Written problem => Can you write out all the lines word for word, with no pictures?

Data rows =>
::::
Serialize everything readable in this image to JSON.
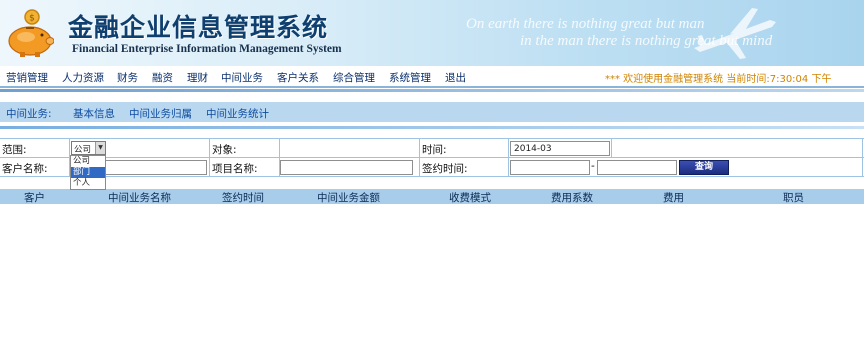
{
  "header": {
    "title_cn": "金融企业信息管理系统",
    "title_en": "Financial Enterprise Information Management System",
    "slogan_line1": "On earth there is nothing great but man",
    "slogan_line2": "in the man there is nothing great but mind",
    "logo_icon": "piggy-bank-icon",
    "plane_icon": "airplane-icon"
  },
  "menu": {
    "items": [
      "营销管理",
      "人力资源",
      "财务",
      "融资",
      "理财",
      "中间业务",
      "客户关系",
      "综合管理",
      "系统管理",
      "退出"
    ],
    "welcome": "*** 欢迎使用金融管理系统   当前时间:7:30:04 下午"
  },
  "subnav": {
    "items": [
      "中间业务:",
      "基本信息",
      "中间业务归属",
      "中间业务统计"
    ]
  },
  "form": {
    "scope_label": "范围:",
    "scope_value": "公司",
    "scope_options": [
      "公司",
      "部门",
      "个人"
    ],
    "scope_highlighted": "部门",
    "object_label": "对象:",
    "object_value": "",
    "time_label": "时间:",
    "time_value": "2014-03",
    "customer_label": "客户名称:",
    "customer_value": "",
    "project_label": "项目名称:",
    "project_value": "",
    "sign_time_label": "签约时间:",
    "sign_from": "",
    "sign_dash": "-",
    "sign_to": "",
    "query_button": "查询"
  },
  "table": {
    "columns": [
      "客户",
      "中间业务名称",
      "签约时间",
      "中间业务金额",
      "收费模式",
      "费用系数",
      "费用",
      "职员"
    ],
    "rows": []
  },
  "colors": {
    "title": "#0f3f6e",
    "menu_text": "#0a2f6c",
    "welcome_text": "#d08400",
    "subnav_bg": "#b9d8f0",
    "table_header_bg": "#a7cdea",
    "button_bg": "#1d2c7e"
  }
}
::::
Expected answer =>
Serialize everything readable in this image to JSON.
{
  "header": {
    "title_cn": "金融企业信息管理系统",
    "title_en": "Financial Enterprise Information Management System",
    "slogan_line1": "On earth there is nothing great but man",
    "slogan_line2": "in the man there is nothing great but mind",
    "logo_icon": "piggy-bank-icon",
    "plane_icon": "airplane-icon"
  },
  "menu": {
    "items": [
      "营销管理",
      "人力资源",
      "财务",
      "融资",
      "理财",
      "中间业务",
      "客户关系",
      "综合管理",
      "系统管理",
      "退出"
    ],
    "welcome": "*** 欢迎使用金融管理系统   当前时间:7:30:04 下午"
  },
  "subnav": {
    "items": [
      "中间业务:",
      "基本信息",
      "中间业务归属",
      "中间业务统计"
    ]
  },
  "form": {
    "scope_label": "范围:",
    "scope_value": "公司",
    "scope_options": [
      "公司",
      "部门",
      "个人"
    ],
    "scope_highlighted": "部门",
    "object_label": "对象:",
    "object_value": "",
    "time_label": "时间:",
    "time_value": "2014-03",
    "customer_label": "客户名称:",
    "customer_value": "",
    "project_label": "项目名称:",
    "project_value": "",
    "sign_time_label": "签约时间:",
    "sign_from": "",
    "sign_dash": "-",
    "sign_to": "",
    "query_button": "查询"
  },
  "table": {
    "columns": [
      "客户",
      "中间业务名称",
      "签约时间",
      "中间业务金额",
      "收费模式",
      "费用系数",
      "费用",
      "职员"
    ],
    "rows": []
  },
  "colors": {
    "title": "#0f3f6e",
    "menu_text": "#0a2f6c",
    "welcome_text": "#d08400",
    "subnav_bg": "#b9d8f0",
    "table_header_bg": "#a7cdea",
    "button_bg": "#1d2c7e"
  }
}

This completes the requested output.